Figure record extracts:
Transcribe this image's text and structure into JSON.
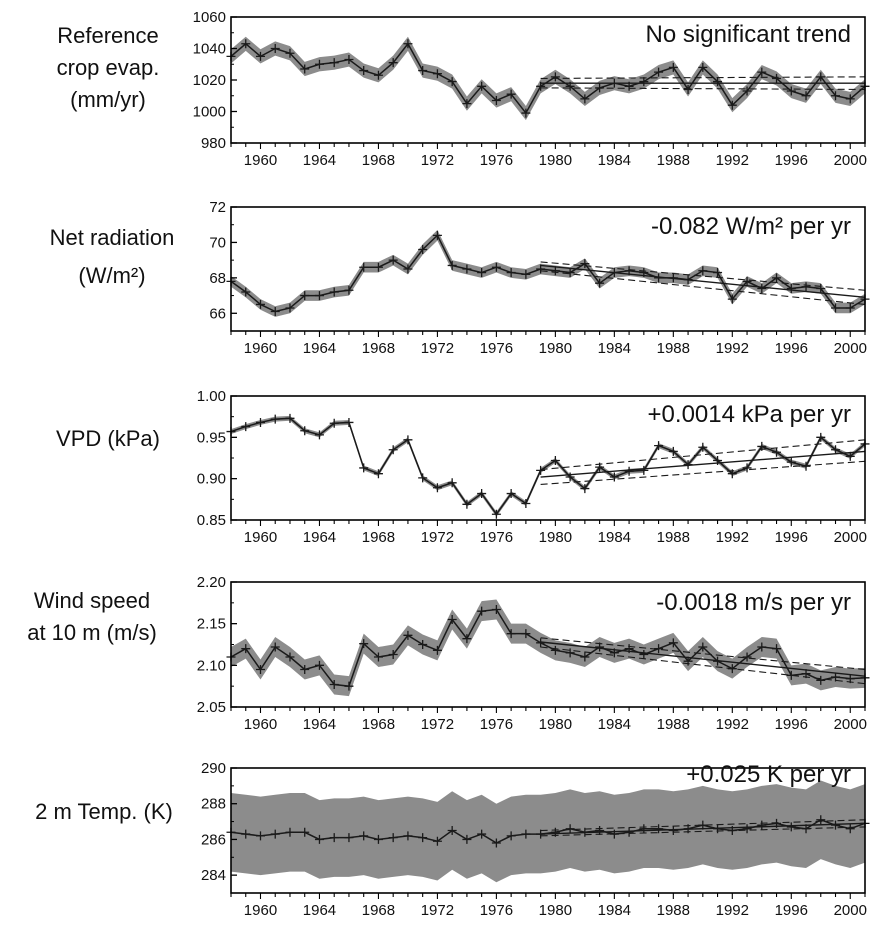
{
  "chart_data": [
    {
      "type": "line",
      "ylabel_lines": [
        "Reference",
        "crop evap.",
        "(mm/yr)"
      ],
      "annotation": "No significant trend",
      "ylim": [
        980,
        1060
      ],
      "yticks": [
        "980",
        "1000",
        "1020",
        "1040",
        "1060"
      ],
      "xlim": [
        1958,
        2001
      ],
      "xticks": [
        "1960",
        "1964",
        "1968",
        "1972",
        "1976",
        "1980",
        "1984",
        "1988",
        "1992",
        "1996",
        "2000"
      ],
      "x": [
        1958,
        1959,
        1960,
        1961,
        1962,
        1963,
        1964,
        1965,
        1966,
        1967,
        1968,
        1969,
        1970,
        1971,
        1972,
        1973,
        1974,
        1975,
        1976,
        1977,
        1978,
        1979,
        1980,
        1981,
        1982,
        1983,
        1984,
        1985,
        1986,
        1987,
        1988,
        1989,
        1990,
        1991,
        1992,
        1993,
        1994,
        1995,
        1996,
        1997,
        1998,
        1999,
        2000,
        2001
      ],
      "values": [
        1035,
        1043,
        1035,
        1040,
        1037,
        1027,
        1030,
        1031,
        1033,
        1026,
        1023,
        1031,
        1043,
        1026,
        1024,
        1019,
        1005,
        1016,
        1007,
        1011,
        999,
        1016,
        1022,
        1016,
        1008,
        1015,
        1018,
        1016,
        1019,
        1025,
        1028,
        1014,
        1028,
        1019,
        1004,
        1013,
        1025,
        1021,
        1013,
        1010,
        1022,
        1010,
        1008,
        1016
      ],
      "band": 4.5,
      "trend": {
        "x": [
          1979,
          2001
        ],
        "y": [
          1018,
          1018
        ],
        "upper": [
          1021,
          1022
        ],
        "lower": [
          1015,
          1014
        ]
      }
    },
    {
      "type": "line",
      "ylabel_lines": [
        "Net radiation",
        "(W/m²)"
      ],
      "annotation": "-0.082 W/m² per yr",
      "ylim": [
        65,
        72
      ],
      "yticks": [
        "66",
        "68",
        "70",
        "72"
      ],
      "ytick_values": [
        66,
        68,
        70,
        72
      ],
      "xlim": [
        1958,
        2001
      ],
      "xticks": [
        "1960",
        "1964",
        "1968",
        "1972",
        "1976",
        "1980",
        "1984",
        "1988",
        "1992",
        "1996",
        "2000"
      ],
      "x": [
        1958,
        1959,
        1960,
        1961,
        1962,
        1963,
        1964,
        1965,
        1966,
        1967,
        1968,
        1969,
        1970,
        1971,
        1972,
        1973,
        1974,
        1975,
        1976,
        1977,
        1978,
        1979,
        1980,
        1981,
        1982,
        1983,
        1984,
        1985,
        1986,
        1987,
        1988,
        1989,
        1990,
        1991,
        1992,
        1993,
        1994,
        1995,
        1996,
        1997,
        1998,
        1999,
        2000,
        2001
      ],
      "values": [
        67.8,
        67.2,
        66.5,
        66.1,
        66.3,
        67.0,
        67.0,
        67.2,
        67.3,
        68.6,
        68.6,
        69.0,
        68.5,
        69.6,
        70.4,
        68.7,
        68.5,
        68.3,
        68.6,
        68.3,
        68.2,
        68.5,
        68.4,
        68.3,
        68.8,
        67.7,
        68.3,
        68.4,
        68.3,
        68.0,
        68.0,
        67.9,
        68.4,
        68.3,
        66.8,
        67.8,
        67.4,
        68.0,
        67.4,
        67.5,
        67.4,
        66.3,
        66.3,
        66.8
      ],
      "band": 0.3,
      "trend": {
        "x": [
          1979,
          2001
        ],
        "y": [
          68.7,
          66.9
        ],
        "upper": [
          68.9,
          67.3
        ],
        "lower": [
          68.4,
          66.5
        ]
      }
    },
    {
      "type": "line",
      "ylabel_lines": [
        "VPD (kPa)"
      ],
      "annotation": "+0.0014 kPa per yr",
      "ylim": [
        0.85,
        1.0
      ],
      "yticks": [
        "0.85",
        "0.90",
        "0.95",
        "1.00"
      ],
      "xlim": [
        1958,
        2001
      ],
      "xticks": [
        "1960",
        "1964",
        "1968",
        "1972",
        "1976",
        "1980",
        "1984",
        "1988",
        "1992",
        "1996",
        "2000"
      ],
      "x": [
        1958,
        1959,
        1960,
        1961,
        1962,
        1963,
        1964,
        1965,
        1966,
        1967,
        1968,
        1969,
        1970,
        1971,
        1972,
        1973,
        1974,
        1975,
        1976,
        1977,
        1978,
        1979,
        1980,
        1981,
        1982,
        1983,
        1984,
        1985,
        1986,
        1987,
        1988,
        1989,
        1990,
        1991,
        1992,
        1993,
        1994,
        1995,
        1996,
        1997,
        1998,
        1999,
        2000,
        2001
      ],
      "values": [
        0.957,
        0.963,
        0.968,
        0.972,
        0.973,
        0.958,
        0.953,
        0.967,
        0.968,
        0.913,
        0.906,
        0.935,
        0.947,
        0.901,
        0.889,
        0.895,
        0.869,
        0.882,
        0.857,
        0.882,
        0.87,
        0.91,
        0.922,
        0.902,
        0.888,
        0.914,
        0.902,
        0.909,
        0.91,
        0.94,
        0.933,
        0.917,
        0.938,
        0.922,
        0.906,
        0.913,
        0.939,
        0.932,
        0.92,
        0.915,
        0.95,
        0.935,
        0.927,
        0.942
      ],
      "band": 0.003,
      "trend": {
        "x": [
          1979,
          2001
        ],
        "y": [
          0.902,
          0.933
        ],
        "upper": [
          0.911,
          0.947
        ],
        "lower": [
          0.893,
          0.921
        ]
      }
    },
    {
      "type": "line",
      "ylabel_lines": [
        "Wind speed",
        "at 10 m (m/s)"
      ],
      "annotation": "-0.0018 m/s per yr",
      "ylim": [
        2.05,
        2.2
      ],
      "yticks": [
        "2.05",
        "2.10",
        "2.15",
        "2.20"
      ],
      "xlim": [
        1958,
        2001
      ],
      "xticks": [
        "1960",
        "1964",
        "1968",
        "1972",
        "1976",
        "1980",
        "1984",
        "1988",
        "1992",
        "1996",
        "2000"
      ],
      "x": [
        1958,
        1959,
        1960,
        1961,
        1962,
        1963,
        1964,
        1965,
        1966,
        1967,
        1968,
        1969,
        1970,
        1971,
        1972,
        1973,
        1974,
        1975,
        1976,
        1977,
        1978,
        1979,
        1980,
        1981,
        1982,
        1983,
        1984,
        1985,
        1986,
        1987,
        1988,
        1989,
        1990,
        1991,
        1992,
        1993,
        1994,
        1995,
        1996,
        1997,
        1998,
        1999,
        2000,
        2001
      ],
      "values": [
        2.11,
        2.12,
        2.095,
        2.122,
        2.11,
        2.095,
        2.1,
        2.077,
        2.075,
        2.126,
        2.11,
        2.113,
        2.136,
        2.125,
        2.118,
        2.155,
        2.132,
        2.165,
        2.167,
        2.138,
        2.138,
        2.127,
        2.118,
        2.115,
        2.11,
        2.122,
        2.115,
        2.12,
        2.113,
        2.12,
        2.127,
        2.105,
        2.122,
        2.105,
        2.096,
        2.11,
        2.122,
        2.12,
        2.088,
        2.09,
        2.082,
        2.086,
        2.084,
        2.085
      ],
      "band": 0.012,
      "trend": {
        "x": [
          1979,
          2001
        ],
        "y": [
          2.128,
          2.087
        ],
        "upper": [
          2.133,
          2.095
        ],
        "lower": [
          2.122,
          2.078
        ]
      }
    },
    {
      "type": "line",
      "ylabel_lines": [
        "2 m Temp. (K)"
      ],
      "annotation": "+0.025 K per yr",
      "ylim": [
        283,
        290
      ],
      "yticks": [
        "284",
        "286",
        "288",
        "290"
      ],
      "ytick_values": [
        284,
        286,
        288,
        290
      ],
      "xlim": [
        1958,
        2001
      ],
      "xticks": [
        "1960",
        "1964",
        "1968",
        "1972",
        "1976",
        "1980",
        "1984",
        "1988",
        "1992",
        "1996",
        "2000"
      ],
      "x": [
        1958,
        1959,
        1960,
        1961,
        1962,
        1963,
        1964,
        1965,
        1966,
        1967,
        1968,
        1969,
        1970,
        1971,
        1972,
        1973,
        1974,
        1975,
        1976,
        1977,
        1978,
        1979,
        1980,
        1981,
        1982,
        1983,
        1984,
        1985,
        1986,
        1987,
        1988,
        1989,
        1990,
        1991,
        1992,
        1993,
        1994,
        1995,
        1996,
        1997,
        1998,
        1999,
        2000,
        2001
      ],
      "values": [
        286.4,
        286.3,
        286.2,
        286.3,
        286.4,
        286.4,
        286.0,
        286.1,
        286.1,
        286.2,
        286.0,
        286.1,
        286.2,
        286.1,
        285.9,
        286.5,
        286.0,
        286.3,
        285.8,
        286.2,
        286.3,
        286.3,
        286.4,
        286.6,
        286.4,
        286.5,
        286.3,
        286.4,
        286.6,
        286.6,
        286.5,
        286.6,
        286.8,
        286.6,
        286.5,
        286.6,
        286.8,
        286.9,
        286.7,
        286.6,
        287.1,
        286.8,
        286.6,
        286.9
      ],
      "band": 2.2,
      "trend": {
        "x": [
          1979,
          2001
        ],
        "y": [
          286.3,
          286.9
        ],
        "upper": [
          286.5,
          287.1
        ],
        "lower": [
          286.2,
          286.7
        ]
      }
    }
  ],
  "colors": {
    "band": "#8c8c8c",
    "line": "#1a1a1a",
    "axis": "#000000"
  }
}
--
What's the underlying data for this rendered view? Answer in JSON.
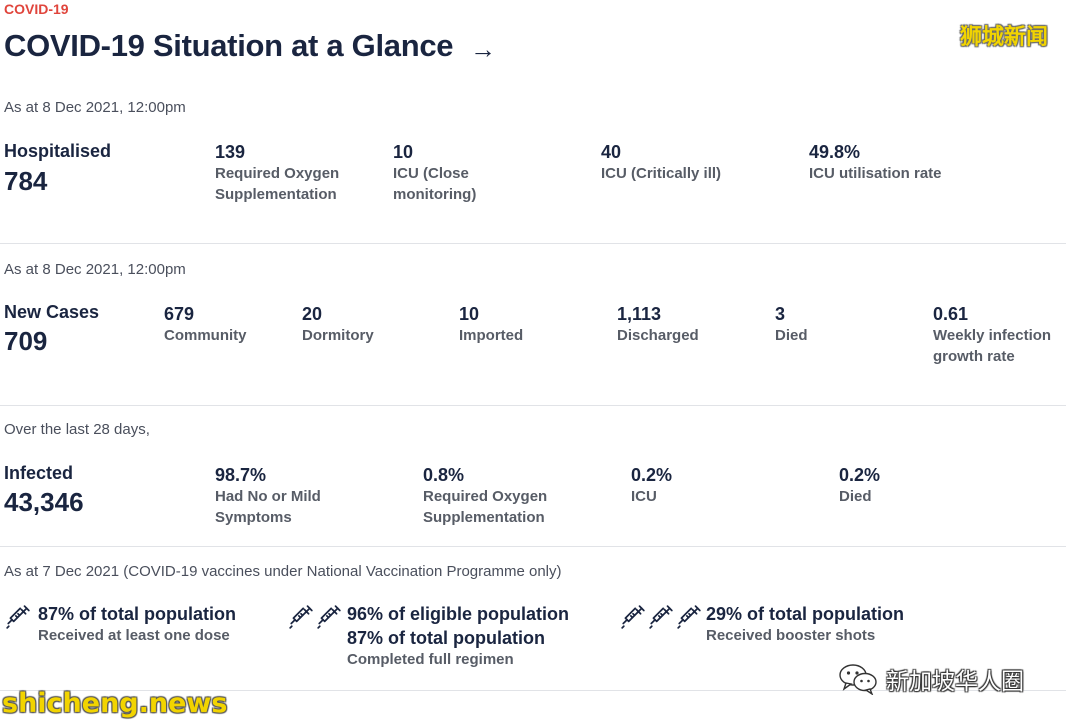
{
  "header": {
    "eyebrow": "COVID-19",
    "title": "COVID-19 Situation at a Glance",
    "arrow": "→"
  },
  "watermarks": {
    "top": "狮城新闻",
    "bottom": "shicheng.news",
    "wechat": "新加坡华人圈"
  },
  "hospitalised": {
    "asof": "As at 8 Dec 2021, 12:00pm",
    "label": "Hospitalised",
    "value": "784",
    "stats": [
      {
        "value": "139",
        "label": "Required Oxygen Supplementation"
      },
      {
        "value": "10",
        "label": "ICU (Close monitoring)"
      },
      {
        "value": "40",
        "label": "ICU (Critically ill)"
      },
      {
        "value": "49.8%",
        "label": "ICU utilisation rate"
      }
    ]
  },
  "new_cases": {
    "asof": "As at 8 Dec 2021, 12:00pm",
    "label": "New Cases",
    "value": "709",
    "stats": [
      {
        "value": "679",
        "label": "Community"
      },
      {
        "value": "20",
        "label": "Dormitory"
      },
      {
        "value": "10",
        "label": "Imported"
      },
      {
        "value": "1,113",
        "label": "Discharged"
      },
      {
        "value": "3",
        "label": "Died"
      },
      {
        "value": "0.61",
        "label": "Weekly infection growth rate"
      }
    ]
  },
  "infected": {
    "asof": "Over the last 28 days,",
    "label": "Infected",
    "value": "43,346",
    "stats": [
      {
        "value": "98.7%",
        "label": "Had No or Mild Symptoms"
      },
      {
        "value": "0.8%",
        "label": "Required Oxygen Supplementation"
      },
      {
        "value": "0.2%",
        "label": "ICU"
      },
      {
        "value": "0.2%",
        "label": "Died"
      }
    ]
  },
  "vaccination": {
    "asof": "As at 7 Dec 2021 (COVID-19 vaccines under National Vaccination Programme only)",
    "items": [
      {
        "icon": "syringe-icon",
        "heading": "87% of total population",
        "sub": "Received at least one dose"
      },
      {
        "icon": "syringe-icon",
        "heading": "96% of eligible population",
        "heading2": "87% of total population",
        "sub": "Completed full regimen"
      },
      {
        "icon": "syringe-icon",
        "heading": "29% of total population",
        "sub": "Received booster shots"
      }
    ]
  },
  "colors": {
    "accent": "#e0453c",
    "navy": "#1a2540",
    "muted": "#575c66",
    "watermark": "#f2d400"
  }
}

- _PROMPT_
In the records above, how many lines contain the string "asof"? State that number only.

- _SOLUTION FOR THIS PROBLEM_
4